TASK OBJECTIVE ::
Without the pictures, write out all the lines below exactly as they appear.
· · ·
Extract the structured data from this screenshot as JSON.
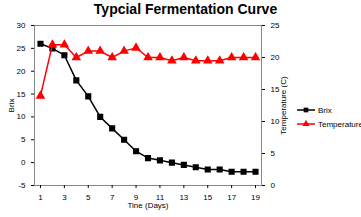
{
  "chart_data": {
    "type": "line",
    "title": "Typcial Fermentation Curve",
    "x_label": "Tine (Days)",
    "y_label": "Brix",
    "y2_label": "Temperature (C)",
    "x": [
      1,
      2,
      3,
      4,
      5,
      6,
      7,
      8,
      9,
      10,
      11,
      12,
      13,
      14,
      15,
      16,
      17,
      18,
      19
    ],
    "series": [
      {
        "name": "Brix",
        "color": "#000000",
        "marker": "square",
        "values": [
          26,
          25,
          23.5,
          18,
          14.5,
          10,
          7.5,
          5,
          2.5,
          1,
          0.5,
          0,
          -0.5,
          -1,
          -1.5,
          -1.5,
          -2,
          -2,
          -2
        ]
      },
      {
        "name": "Temperature",
        "color": "#ff0000",
        "marker": "triangle",
        "axis": "y2",
        "values": [
          14,
          22,
          22,
          20,
          21,
          21,
          20,
          21,
          21.5,
          20,
          20,
          19.5,
          20,
          19.5,
          19.5,
          19.5,
          20,
          20,
          20
        ]
      }
    ],
    "xlim": [
      0.5,
      19.5
    ],
    "xticks": [
      1,
      3,
      5,
      7,
      9,
      11,
      13,
      15,
      17,
      19
    ],
    "ylim": [
      -5,
      30
    ],
    "yticks": [
      -5,
      0,
      5,
      10,
      15,
      20,
      25,
      30
    ],
    "y2lim": [
      0,
      25
    ],
    "y2ticks": [
      0,
      5,
      10,
      15,
      20,
      25
    ],
    "grid": false,
    "legend": "right"
  }
}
· · ·
CORRECT OUTPUT ::
Extract the structured data from this screenshot as JSON.
{
  "chart_data": {
    "type": "line",
    "title": "Typcial Fermentation Curve",
    "x_label": "Tine (Days)",
    "y_label": "Brix",
    "y2_label": "Temperature (C)",
    "x": [
      1,
      2,
      3,
      4,
      5,
      6,
      7,
      8,
      9,
      10,
      11,
      12,
      13,
      14,
      15,
      16,
      17,
      18,
      19
    ],
    "series": [
      {
        "name": "Brix",
        "color": "#000000",
        "marker": "square",
        "values": [
          26,
          25,
          23.5,
          18,
          14.5,
          10,
          7.5,
          5,
          2.5,
          1,
          0.5,
          0,
          -0.5,
          -1,
          -1.5,
          -1.5,
          -2,
          -2,
          -2
        ]
      },
      {
        "name": "Temperature",
        "color": "#ff0000",
        "marker": "triangle",
        "axis": "y2",
        "values": [
          14,
          22,
          22,
          20,
          21,
          21,
          20,
          21,
          21.5,
          20,
          20,
          19.5,
          20,
          19.5,
          19.5,
          19.5,
          20,
          20,
          20
        ]
      }
    ],
    "xlim": [
      0.5,
      19.5
    ],
    "xticks": [
      1,
      3,
      5,
      7,
      9,
      11,
      13,
      15,
      17,
      19
    ],
    "ylim": [
      -5,
      30
    ],
    "yticks": [
      -5,
      0,
      5,
      10,
      15,
      20,
      25,
      30
    ],
    "y2lim": [
      0,
      25
    ],
    "y2ticks": [
      0,
      5,
      10,
      15,
      20,
      25
    ],
    "grid": false,
    "legend": "right"
  }
}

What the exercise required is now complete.